>> BEGIN DATASET RECORDS

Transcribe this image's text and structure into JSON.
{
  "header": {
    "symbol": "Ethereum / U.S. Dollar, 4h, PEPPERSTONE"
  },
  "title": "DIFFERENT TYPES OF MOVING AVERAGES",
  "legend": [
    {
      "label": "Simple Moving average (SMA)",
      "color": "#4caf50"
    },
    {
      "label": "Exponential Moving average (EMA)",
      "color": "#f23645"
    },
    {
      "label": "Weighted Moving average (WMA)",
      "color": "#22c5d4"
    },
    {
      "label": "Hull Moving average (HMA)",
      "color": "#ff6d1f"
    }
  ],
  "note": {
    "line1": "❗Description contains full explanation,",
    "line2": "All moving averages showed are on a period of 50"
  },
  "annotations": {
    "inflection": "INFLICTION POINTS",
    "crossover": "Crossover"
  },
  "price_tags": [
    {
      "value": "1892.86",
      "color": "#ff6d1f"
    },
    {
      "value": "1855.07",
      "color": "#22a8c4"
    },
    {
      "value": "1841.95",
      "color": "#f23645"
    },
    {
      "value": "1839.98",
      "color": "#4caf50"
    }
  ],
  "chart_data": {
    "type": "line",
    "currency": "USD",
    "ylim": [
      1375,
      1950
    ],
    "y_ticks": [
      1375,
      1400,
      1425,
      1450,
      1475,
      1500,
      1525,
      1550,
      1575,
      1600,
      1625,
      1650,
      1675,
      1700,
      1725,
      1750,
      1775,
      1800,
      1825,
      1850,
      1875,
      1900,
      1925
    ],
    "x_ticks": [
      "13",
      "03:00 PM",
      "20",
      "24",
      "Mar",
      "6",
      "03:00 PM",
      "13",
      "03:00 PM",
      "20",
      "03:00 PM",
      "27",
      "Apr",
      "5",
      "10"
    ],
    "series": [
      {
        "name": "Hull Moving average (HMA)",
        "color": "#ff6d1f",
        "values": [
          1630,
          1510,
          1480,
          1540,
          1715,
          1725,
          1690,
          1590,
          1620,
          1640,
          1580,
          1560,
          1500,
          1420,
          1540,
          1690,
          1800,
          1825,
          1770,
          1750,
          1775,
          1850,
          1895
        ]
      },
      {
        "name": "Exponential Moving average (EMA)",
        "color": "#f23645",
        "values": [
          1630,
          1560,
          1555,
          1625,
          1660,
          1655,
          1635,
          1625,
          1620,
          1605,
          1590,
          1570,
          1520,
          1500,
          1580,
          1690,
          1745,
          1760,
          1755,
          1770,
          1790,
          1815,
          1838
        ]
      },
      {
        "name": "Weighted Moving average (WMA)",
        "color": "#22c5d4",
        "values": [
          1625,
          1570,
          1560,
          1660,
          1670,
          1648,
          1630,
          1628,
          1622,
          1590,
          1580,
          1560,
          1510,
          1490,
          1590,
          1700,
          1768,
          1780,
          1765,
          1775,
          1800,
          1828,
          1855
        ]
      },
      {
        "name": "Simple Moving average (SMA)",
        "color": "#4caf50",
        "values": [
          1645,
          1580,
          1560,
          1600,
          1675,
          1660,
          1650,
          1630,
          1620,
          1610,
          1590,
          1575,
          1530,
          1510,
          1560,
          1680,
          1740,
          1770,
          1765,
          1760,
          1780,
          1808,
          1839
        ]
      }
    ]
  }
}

>> END DATASET RECORDS

BRIEF: Write the entire listing out again, word for word.

EXERCISE RESPONSE:
Transcribe this image's text and structure into JSON.
{
  "header": {
    "symbol": "Ethereum / U.S. Dollar, 4h, PEPPERSTONE"
  },
  "title": "DIFFERENT TYPES OF MOVING AVERAGES",
  "legend": [
    {
      "label": "Simple Moving average (SMA)",
      "color": "#4caf50"
    },
    {
      "label": "Exponential Moving average (EMA)",
      "color": "#f23645"
    },
    {
      "label": "Weighted Moving average (WMA)",
      "color": "#22c5d4"
    },
    {
      "label": "Hull Moving average (HMA)",
      "color": "#ff6d1f"
    }
  ],
  "note": {
    "line1": "❗Description contains full explanation,",
    "line2": "All moving averages showed are on a period of 50"
  },
  "annotations": {
    "inflection": "INFLICTION POINTS",
    "crossover": "Crossover"
  },
  "price_tags": [
    {
      "value": "1892.86",
      "color": "#ff6d1f"
    },
    {
      "value": "1855.07",
      "color": "#22a8c4"
    },
    {
      "value": "1841.95",
      "color": "#f23645"
    },
    {
      "value": "1839.98",
      "color": "#4caf50"
    }
  ],
  "chart_data": {
    "type": "line",
    "currency": "USD",
    "ylim": [
      1375,
      1950
    ],
    "y_ticks": [
      1375,
      1400,
      1425,
      1450,
      1475,
      1500,
      1525,
      1550,
      1575,
      1600,
      1625,
      1650,
      1675,
      1700,
      1725,
      1750,
      1775,
      1800,
      1825,
      1850,
      1875,
      1900,
      1925
    ],
    "x_ticks": [
      "13",
      "03:00 PM",
      "20",
      "24",
      "Mar",
      "6",
      "03:00 PM",
      "13",
      "03:00 PM",
      "20",
      "03:00 PM",
      "27",
      "Apr",
      "5",
      "10"
    ],
    "series": [
      {
        "name": "Hull Moving average (HMA)",
        "color": "#ff6d1f",
        "values": [
          1630,
          1510,
          1480,
          1540,
          1715,
          1725,
          1690,
          1590,
          1620,
          1640,
          1580,
          1560,
          1500,
          1420,
          1540,
          1690,
          1800,
          1825,
          1770,
          1750,
          1775,
          1850,
          1895
        ]
      },
      {
        "name": "Exponential Moving average (EMA)",
        "color": "#f23645",
        "values": [
          1630,
          1560,
          1555,
          1625,
          1660,
          1655,
          1635,
          1625,
          1620,
          1605,
          1590,
          1570,
          1520,
          1500,
          1580,
          1690,
          1745,
          1760,
          1755,
          1770,
          1790,
          1815,
          1838
        ]
      },
      {
        "name": "Weighted Moving average (WMA)",
        "color": "#22c5d4",
        "values": [
          1625,
          1570,
          1560,
          1660,
          1670,
          1648,
          1630,
          1628,
          1622,
          1590,
          1580,
          1560,
          1510,
          1490,
          1590,
          1700,
          1768,
          1780,
          1765,
          1775,
          1800,
          1828,
          1855
        ]
      },
      {
        "name": "Simple Moving average (SMA)",
        "color": "#4caf50",
        "values": [
          1645,
          1580,
          1560,
          1600,
          1675,
          1660,
          1650,
          1630,
          1620,
          1610,
          1590,
          1575,
          1530,
          1510,
          1560,
          1680,
          1740,
          1770,
          1765,
          1760,
          1780,
          1808,
          1839
        ]
      }
    ]
  }
}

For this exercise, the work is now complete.